Short task:
Give all of the lines again exactly as they read.

(Extracts from a graphics dataset)
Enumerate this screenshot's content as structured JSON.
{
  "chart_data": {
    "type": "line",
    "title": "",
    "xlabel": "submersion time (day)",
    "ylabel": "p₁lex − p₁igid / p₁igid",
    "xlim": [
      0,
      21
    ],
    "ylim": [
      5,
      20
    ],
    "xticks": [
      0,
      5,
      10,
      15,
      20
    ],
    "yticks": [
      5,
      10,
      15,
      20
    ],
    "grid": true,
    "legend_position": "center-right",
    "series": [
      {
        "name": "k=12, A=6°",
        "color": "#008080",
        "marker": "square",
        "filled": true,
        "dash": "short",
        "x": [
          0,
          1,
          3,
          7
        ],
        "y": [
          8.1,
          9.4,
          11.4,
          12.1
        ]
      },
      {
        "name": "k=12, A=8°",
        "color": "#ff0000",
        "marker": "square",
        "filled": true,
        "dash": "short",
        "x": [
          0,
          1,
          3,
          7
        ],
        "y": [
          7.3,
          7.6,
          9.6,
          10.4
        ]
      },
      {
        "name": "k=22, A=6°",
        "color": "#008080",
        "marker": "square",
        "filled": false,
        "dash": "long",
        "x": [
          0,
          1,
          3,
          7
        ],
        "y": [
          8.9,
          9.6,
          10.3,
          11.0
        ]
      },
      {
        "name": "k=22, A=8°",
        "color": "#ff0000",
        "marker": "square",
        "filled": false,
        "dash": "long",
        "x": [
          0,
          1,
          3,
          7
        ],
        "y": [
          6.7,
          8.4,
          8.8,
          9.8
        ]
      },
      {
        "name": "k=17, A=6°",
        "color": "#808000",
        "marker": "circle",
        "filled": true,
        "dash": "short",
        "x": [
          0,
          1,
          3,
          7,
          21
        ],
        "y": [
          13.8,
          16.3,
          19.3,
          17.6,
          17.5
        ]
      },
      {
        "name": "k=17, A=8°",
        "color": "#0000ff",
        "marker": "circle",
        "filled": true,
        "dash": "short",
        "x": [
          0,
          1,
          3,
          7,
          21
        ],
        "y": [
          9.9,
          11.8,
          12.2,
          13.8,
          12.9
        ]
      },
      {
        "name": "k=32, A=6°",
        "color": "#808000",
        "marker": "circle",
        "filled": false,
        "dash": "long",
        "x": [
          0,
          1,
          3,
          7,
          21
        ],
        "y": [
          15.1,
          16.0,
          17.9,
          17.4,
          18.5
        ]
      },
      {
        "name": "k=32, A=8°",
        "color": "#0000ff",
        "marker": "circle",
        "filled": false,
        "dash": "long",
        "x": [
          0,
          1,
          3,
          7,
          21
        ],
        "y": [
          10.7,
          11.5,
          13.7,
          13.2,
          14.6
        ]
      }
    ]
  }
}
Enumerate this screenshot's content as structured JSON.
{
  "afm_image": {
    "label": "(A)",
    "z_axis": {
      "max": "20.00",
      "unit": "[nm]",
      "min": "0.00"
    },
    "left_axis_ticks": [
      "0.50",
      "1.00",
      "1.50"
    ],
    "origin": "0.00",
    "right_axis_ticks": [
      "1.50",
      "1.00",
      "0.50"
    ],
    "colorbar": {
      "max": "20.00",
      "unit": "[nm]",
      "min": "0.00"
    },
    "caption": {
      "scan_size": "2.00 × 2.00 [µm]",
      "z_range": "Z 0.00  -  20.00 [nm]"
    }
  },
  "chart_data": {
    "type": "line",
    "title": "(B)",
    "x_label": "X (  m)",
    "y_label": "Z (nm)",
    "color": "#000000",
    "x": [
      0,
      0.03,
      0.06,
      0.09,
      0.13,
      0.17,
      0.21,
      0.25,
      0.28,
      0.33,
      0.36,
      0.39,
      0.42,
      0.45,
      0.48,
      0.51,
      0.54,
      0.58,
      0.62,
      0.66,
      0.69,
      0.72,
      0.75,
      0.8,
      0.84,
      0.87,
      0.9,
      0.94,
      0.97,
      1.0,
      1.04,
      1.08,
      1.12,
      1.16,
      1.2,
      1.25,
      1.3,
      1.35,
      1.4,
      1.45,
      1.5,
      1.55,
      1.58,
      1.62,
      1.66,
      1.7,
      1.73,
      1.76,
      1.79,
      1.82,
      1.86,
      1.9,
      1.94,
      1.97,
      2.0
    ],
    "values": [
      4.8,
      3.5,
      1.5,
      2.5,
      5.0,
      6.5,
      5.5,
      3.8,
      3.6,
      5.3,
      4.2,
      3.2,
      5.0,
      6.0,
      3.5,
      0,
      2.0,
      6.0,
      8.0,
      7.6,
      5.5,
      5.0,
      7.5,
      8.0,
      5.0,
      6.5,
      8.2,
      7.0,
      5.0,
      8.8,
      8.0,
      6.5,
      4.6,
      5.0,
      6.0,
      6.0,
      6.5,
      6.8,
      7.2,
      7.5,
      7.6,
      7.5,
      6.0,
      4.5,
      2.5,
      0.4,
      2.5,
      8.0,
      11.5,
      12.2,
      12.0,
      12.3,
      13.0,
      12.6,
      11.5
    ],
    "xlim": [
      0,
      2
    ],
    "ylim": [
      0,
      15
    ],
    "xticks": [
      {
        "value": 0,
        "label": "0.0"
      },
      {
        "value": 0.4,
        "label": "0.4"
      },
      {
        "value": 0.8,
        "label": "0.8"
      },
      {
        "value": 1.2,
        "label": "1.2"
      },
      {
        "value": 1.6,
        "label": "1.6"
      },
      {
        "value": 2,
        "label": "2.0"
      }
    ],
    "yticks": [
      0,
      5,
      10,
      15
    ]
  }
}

Exercise solution:
Enumerate this screenshot's content as structured JSON.
{
  "chart_data": {
    "type": "line",
    "title": "",
    "xlabel": "submersion time (day)",
    "ylabel": "p₁lex − p₁igid / p₁igid",
    "xlim": [
      0,
      21
    ],
    "ylim": [
      5,
      20
    ],
    "xticks": [
      0,
      5,
      10,
      15,
      20
    ],
    "yticks": [
      5,
      10,
      15,
      20
    ],
    "grid": true,
    "legend_position": "center-right",
    "series": [
      {
        "name": "k=12, A=6°",
        "color": "#008080",
        "marker": "square",
        "filled": true,
        "dash": "short",
        "x": [
          0,
          1,
          3,
          7
        ],
        "y": [
          8.1,
          9.4,
          11.4,
          12.1
        ]
      },
      {
        "name": "k=12, A=8°",
        "color": "#ff0000",
        "marker": "square",
        "filled": true,
        "dash": "short",
        "x": [
          0,
          1,
          3,
          7
        ],
        "y": [
          7.3,
          7.6,
          9.6,
          10.4
        ]
      },
      {
        "name": "k=22, A=6°",
        "color": "#008080",
        "marker": "square",
        "filled": false,
        "dash": "long",
        "x": [
          0,
          1,
          3,
          7
        ],
        "y": [
          8.9,
          9.6,
          10.3,
          11.0
        ]
      },
      {
        "name": "k=22, A=8°",
        "color": "#ff0000",
        "marker": "square",
        "filled": false,
        "dash": "long",
        "x": [
          0,
          1,
          3,
          7
        ],
        "y": [
          6.7,
          8.4,
          8.8,
          9.8
        ]
      },
      {
        "name": "k=17, A=6°",
        "color": "#808000",
        "marker": "circle",
        "filled": true,
        "dash": "short",
        "x": [
          0,
          1,
          3,
          7,
          21
        ],
        "y": [
          13.8,
          16.3,
          19.3,
          17.6,
          17.5
        ]
      },
      {
        "name": "k=17, A=8°",
        "color": "#0000ff",
        "marker": "circle",
        "filled": true,
        "dash": "short",
        "x": [
          0,
          1,
          3,
          7,
          21
        ],
        "y": [
          9.9,
          11.8,
          12.2,
          13.8,
          12.9
        ]
      },
      {
        "name": "k=32, A=6°",
        "color": "#808000",
        "marker": "circle",
        "filled": false,
        "dash": "long",
        "x": [
          0,
          1,
          3,
          7,
          21
        ],
        "y": [
          15.1,
          16.0,
          17.9,
          17.4,
          18.5
        ]
      },
      {
        "name": "k=32, A=8°",
        "color": "#0000ff",
        "marker": "circle",
        "filled": false,
        "dash": "long",
        "x": [
          0,
          1,
          3,
          7,
          21
        ],
        "y": [
          10.7,
          11.5,
          13.7,
          13.2,
          14.6
        ]
      }
    ]
  }
}
Enumerate this screenshot's content as structured JSON.
{
  "afm_image": {
    "label": "(A)",
    "z_axis": {
      "max": "20.00",
      "unit": "[nm]",
      "min": "0.00"
    },
    "left_axis_ticks": [
      "0.50",
      "1.00",
      "1.50"
    ],
    "origin": "0.00",
    "right_axis_ticks": [
      "1.50",
      "1.00",
      "0.50"
    ],
    "colorbar": {
      "max": "20.00",
      "unit": "[nm]",
      "min": "0.00"
    },
    "caption": {
      "scan_size": "2.00 × 2.00 [µm]",
      "z_range": "Z 0.00  -  20.00 [nm]"
    }
  },
  "chart_data": {
    "type": "line",
    "title": "(B)",
    "x_label": "X (  m)",
    "y_label": "Z (nm)",
    "color": "#000000",
    "x": [
      0,
      0.03,
      0.06,
      0.09,
      0.13,
      0.17,
      0.21,
      0.25,
      0.28,
      0.33,
      0.36,
      0.39,
      0.42,
      0.45,
      0.48,
      0.51,
      0.54,
      0.58,
      0.62,
      0.66,
      0.69,
      0.72,
      0.75,
      0.8,
      0.84,
      0.87,
      0.9,
      0.94,
      0.97,
      1.0,
      1.04,
      1.08,
      1.12,
      1.16,
      1.2,
      1.25,
      1.3,
      1.35,
      1.4,
      1.45,
      1.5,
      1.55,
      1.58,
      1.62,
      1.66,
      1.7,
      1.73,
      1.76,
      1.79,
      1.82,
      1.86,
      1.9,
      1.94,
      1.97,
      2.0
    ],
    "values": [
      4.8,
      3.5,
      1.5,
      2.5,
      5.0,
      6.5,
      5.5,
      3.8,
      3.6,
      5.3,
      4.2,
      3.2,
      5.0,
      6.0,
      3.5,
      0,
      2.0,
      6.0,
      8.0,
      7.6,
      5.5,
      5.0,
      7.5,
      8.0,
      5.0,
      6.5,
      8.2,
      7.0,
      5.0,
      8.8,
      8.0,
      6.5,
      4.6,
      5.0,
      6.0,
      6.0,
      6.5,
      6.8,
      7.2,
      7.5,
      7.6,
      7.5,
      6.0,
      4.5,
      2.5,
      0.4,
      2.5,
      8.0,
      11.5,
      12.2,
      12.0,
      12.3,
      13.0,
      12.6,
      11.5
    ],
    "xlim": [
      0,
      2
    ],
    "ylim": [
      0,
      15
    ],
    "xticks": [
      {
        "value": 0,
        "label": "0.0"
      },
      {
        "value": 0.4,
        "label": "0.4"
      },
      {
        "value": 0.8,
        "label": "0.8"
      },
      {
        "value": 1.2,
        "label": "1.2"
      },
      {
        "value": 1.6,
        "label": "1.6"
      },
      {
        "value": 2,
        "label": "2.0"
      }
    ],
    "yticks": [
      0,
      5,
      10,
      15
    ]
  }
}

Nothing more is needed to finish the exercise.